[begin GIVEN RECORDS]
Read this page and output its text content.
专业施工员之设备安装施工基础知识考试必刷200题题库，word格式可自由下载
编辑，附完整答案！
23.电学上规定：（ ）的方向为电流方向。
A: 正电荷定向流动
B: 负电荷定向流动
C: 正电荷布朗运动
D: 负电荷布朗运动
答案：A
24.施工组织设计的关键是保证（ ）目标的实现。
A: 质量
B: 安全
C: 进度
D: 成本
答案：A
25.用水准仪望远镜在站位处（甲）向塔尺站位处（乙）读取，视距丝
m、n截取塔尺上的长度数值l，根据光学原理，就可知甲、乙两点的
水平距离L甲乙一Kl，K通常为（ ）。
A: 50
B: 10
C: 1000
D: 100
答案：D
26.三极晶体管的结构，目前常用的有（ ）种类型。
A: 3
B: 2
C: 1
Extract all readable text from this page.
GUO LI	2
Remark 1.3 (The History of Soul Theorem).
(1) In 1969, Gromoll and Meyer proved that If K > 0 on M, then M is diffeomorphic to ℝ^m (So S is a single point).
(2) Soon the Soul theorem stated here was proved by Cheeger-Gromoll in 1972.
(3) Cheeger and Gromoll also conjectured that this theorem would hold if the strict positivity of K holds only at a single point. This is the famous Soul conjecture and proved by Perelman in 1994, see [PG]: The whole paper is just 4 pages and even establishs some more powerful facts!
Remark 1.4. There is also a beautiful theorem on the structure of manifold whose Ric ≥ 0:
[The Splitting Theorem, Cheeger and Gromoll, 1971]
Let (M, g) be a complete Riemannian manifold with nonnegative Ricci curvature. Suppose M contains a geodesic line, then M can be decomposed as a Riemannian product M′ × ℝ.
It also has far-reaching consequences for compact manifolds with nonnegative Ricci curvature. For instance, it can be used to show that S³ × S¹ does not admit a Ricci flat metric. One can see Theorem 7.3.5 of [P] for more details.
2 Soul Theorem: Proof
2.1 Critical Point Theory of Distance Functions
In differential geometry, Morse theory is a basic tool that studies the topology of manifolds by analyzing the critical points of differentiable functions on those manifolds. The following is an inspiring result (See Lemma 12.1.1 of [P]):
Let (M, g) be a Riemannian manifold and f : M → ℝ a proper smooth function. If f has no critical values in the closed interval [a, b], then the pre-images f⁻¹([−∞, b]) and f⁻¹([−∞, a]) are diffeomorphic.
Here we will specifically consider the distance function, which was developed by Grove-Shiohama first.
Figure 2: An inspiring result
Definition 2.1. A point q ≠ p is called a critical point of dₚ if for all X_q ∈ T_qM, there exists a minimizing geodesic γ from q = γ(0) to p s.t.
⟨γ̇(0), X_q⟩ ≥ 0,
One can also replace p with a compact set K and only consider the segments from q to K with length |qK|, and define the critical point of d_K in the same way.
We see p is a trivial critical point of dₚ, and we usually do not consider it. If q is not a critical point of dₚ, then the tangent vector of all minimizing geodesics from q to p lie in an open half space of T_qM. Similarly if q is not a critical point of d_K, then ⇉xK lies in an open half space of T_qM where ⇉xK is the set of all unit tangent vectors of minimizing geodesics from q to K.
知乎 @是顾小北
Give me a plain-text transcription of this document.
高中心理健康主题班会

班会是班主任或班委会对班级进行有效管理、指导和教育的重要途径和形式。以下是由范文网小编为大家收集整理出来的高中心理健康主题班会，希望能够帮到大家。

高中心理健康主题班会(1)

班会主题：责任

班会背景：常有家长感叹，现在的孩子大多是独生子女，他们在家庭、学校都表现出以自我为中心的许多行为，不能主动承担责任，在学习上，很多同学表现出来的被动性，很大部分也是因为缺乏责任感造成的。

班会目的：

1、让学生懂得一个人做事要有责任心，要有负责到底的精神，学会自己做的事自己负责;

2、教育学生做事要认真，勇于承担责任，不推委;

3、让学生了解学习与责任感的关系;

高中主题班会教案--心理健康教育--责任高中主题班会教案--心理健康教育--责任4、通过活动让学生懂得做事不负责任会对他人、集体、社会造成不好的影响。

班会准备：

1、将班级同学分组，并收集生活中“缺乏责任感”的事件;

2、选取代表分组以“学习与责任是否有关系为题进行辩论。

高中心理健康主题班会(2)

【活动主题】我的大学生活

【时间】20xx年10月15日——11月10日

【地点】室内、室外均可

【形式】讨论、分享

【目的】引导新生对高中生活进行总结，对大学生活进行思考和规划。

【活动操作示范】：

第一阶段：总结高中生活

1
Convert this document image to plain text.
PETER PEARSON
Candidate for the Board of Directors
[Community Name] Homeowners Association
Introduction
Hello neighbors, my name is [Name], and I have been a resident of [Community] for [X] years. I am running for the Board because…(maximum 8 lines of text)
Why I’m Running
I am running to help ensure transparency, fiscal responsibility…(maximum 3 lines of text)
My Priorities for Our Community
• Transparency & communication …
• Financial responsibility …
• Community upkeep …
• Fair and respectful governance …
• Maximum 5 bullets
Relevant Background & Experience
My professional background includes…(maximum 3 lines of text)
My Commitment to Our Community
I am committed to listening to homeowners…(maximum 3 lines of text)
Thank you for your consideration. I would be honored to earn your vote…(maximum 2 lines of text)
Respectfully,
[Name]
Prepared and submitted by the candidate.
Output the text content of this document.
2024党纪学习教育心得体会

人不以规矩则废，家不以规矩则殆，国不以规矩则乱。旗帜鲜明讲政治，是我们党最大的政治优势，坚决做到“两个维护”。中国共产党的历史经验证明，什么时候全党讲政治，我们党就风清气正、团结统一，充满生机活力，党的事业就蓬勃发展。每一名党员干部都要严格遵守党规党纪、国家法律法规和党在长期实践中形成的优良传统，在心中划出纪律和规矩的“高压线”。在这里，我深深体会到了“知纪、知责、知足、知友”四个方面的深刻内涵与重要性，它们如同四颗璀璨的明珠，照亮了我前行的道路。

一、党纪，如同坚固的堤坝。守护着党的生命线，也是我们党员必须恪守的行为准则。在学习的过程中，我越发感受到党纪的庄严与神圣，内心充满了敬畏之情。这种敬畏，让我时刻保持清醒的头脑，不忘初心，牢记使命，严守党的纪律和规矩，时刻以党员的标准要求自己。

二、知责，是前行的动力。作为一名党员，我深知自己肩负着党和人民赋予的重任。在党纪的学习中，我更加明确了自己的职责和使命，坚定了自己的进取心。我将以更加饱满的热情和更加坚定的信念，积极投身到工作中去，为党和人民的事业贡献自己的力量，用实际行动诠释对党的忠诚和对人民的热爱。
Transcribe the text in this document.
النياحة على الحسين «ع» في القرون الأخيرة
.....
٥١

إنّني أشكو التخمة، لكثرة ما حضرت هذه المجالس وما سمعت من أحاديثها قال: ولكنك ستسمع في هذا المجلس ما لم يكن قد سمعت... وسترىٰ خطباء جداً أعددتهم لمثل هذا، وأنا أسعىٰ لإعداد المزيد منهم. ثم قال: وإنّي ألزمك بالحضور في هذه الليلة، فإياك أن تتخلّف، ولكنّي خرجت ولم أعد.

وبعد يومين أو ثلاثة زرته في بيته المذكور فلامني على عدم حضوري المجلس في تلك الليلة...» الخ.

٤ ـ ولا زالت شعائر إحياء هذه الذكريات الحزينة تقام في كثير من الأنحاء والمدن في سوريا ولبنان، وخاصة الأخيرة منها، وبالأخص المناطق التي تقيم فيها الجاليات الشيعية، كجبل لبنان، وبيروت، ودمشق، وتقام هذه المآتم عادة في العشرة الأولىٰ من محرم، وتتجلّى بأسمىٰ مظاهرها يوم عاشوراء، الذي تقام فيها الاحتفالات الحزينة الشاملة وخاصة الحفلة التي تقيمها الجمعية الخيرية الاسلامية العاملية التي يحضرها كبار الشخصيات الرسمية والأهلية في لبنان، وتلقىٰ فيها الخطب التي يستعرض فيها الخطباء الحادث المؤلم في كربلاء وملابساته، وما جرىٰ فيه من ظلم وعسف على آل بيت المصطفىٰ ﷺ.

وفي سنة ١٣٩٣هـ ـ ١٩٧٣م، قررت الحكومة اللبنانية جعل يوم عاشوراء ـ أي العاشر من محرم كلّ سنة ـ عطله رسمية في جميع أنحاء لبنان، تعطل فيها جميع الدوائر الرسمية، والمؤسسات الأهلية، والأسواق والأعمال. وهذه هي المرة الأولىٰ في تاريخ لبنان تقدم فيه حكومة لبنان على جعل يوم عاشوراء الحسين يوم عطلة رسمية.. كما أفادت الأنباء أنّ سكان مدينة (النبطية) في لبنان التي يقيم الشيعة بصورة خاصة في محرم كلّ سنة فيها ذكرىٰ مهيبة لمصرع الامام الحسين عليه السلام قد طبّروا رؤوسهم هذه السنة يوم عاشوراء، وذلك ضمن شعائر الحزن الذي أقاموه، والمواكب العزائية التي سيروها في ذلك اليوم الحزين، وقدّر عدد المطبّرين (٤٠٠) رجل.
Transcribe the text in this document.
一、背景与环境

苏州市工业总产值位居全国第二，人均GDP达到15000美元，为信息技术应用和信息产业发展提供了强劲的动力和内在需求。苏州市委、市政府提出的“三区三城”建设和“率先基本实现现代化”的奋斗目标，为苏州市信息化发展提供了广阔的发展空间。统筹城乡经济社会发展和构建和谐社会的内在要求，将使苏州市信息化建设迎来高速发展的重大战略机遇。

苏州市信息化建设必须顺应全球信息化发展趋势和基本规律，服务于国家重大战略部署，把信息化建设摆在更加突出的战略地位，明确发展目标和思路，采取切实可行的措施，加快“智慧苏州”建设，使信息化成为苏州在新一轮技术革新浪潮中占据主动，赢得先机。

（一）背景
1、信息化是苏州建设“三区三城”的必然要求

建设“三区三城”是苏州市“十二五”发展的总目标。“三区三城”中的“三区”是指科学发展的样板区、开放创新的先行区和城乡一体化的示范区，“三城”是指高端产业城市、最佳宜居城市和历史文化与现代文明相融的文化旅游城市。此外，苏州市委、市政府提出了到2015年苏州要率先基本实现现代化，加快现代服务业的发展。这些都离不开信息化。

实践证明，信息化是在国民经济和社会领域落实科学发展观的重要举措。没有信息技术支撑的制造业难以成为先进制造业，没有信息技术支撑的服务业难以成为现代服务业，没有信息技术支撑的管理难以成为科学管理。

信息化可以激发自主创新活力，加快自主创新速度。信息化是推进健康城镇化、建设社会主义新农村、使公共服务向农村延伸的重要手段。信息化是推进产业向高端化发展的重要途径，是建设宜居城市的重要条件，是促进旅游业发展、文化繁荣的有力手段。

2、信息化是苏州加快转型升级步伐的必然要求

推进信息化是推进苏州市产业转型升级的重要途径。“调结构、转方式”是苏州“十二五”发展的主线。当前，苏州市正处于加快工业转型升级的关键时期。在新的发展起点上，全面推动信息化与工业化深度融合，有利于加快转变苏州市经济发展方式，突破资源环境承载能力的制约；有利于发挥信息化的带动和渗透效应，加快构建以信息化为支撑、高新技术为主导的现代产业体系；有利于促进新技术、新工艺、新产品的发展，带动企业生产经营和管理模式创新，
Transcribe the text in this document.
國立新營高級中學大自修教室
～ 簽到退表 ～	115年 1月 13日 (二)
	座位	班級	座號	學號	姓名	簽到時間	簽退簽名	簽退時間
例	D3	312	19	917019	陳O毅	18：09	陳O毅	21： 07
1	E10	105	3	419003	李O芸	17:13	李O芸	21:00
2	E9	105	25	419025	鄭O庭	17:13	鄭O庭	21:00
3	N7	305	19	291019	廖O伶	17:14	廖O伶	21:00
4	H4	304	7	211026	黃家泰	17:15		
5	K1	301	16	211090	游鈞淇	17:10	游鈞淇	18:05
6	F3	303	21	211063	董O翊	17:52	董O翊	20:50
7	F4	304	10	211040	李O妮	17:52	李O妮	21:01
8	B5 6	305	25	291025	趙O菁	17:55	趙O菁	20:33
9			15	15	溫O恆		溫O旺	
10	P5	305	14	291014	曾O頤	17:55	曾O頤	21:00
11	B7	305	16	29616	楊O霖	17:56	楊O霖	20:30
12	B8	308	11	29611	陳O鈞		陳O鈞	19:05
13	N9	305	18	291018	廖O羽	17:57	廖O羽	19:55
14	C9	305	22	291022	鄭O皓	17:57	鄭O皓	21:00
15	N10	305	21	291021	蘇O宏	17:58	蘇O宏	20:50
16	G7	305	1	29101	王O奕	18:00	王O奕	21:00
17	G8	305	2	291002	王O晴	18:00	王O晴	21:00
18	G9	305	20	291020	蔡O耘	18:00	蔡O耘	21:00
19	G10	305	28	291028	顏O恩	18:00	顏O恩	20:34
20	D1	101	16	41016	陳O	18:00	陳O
[end GIVEN RECORDS]
## THE TASK
Among the entries above, how many lines hold the word "الليلة"? Reply with only that number.

## TASK RESULT
2